#### Your instructions:
In the court excerpt about Moralez's encounter with the officers, why did Whisman ask Moralez for his identification?

#### Selected text:
######
Returning to our facts, Moralez initiated his contact with the law enforcement officers. Whisman asked Moralez for his identification in order to document him as a witness. Whisman testified that if Moralez had denied his request for identification or had refused to give his name, there was nothing he would have done. These factors support a conclusion that the encounter was voluntary. On the other hand, Moralez points to the evidence that there were two officers involved, that they did not inform him of his right to end the encounter, and that they held his identification card while checking for outstanding warrants. These factors support a conclusion that under an objective standard, a reasonable person would not have felt free to refuse the officers’ requests or otherwise end the encounter. If Moralez was being objectively detained by the officers under a show of authority, then the seizure was unlawful because the State concedes the officers had no reasonable suspicion that Moralez was involved in criminal activity.
In finding that the encounter was voluntary, the district court focused on Moralez’ testimony that he felt free to leave, regardless of the officers’ request that he stay. Indeed, Moralez testified repeatedly that he felt free to end the encounter and leave. However, the test for determining whether a police-citizen encounter is voluntary is an objective one, and Moralez’ subjective state of mind is not a relevant factor. See Thompson, 284 Kan. at 809-10. Likewise, Whisman’s subjective belief that Moralez was free to leave is not a relevant factor because Whisman never conveyed this belief to Moralez. See 284 Kan. at 807.
In analyzing the nature of the encounter between Moralez and the officers, the district court failed to make specific findings of fact. In this regard, there was one key factual dispute between Moralez’ testimony and Whisman’s testimony that was never resolved by the district court. Moralez testified that the officers asked him not to go anywhere as soon as he came down to the parking lot. Whisman denied that the officers asked Moralez to stay until after Whisman learned there was a possible warrant. The resolution *1085of this factual dispute may be critical in reaching the ultimate legal conclusion whether the encounter between Moralez and the officers was voluntary.
If the nature of the encounter between Moralez and the law enforcement officers was the only issue on appeal, we would remand the case to district court to make further findings of fact. However, the district court denied the motion to suppress on the alternative ground that even if Moralez was unlawfully detained, the subsequent discovery of the arrest warrant purged the taint of the unlawful detention. We will address that issue next.
Discovery of the Arrest Warrant
Moralez claims that the discovery of the outstanding warrant did not purge the taint of the unlawful police conduct. For the purposes of our analysis of this issue, we will assume that at some point the encounter between Moralez and the law enforcement officers became an unlawful detention. The question then becomes whether the discovery of the arrest warrant purged the taint of the unlawful detention and justified the search incident to the arrest.
As we previously discussed, a few minutes into the encounter between Moralez and law enforcement officers, Whisman asked Moralez for his identification. Whisman testified that if Moralez had denied his request for identification or had refused to give his name, there was nothing that he would have done. Whisman checked the identification for warrants, and the dispatcher informed him that Moralez possibly had a county warrant. Whisman testified it is his responsibility as a law enforcement officer to arrest any person who is the subject of a confirmed warrant. When the warrant was confirmed, Whisman arrested Moralez and discovered the marijuana in a search incident to the arrest.
######
[Layout element entries]
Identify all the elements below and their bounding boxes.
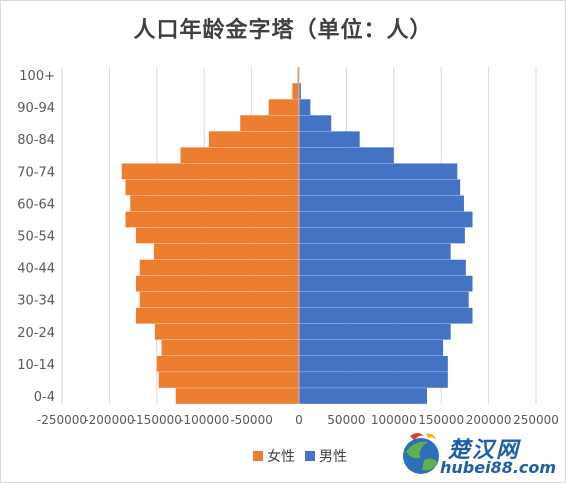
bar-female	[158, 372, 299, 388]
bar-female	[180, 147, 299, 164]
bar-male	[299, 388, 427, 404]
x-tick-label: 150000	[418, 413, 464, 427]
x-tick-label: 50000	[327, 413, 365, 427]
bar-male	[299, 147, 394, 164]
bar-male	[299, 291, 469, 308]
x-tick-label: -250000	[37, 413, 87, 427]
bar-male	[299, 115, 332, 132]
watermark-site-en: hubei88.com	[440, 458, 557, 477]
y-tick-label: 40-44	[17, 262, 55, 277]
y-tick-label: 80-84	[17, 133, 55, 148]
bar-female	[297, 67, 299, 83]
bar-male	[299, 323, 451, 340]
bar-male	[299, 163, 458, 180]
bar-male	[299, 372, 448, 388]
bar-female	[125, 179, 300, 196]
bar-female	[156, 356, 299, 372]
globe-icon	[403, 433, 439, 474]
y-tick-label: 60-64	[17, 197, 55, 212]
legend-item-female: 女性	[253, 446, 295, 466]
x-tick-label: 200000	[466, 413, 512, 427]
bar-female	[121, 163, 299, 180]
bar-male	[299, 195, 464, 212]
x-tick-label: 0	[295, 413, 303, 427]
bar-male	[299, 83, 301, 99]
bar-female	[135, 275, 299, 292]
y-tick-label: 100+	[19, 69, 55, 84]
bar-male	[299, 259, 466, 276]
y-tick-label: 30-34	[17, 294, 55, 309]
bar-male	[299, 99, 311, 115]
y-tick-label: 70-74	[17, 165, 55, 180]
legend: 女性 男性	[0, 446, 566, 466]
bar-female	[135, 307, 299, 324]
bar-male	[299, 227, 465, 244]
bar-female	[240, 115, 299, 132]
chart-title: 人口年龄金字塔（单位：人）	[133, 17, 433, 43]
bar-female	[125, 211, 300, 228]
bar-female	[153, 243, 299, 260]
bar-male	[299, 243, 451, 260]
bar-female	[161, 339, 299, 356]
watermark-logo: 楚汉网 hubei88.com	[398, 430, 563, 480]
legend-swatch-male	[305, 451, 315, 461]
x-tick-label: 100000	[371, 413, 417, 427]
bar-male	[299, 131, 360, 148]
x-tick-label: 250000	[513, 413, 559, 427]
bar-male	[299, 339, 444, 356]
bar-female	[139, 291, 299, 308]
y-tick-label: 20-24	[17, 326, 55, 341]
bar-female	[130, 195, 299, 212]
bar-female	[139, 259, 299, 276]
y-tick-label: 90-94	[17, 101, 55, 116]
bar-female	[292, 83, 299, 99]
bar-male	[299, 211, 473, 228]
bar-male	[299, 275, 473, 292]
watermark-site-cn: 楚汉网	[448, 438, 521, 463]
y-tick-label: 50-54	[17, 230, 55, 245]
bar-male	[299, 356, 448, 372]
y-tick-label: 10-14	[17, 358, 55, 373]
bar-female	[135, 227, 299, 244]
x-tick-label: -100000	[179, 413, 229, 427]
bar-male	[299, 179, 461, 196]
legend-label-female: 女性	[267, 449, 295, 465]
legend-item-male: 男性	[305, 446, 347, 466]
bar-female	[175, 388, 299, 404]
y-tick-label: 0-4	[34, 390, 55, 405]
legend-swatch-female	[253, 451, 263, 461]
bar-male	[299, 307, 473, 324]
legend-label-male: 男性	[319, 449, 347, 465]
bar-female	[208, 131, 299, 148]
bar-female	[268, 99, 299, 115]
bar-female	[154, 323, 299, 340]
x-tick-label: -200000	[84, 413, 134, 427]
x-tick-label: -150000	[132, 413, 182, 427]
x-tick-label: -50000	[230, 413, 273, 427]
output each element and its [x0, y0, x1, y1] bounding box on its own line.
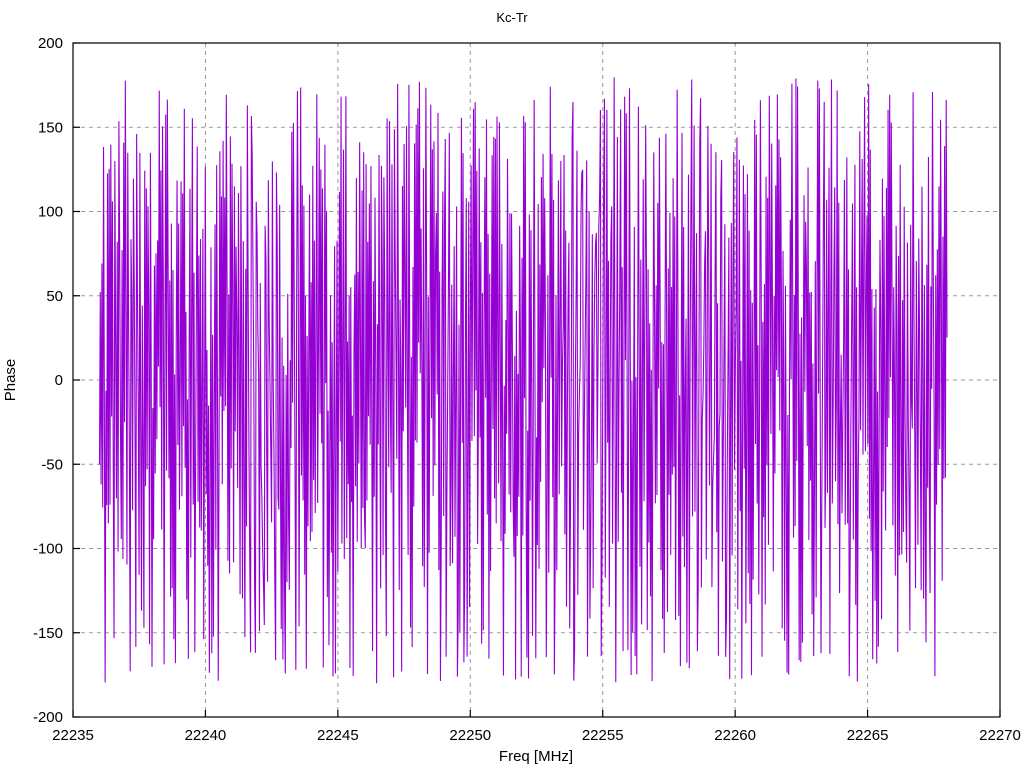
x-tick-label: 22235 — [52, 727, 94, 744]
######
#### Result for this task:
To document him as a witness.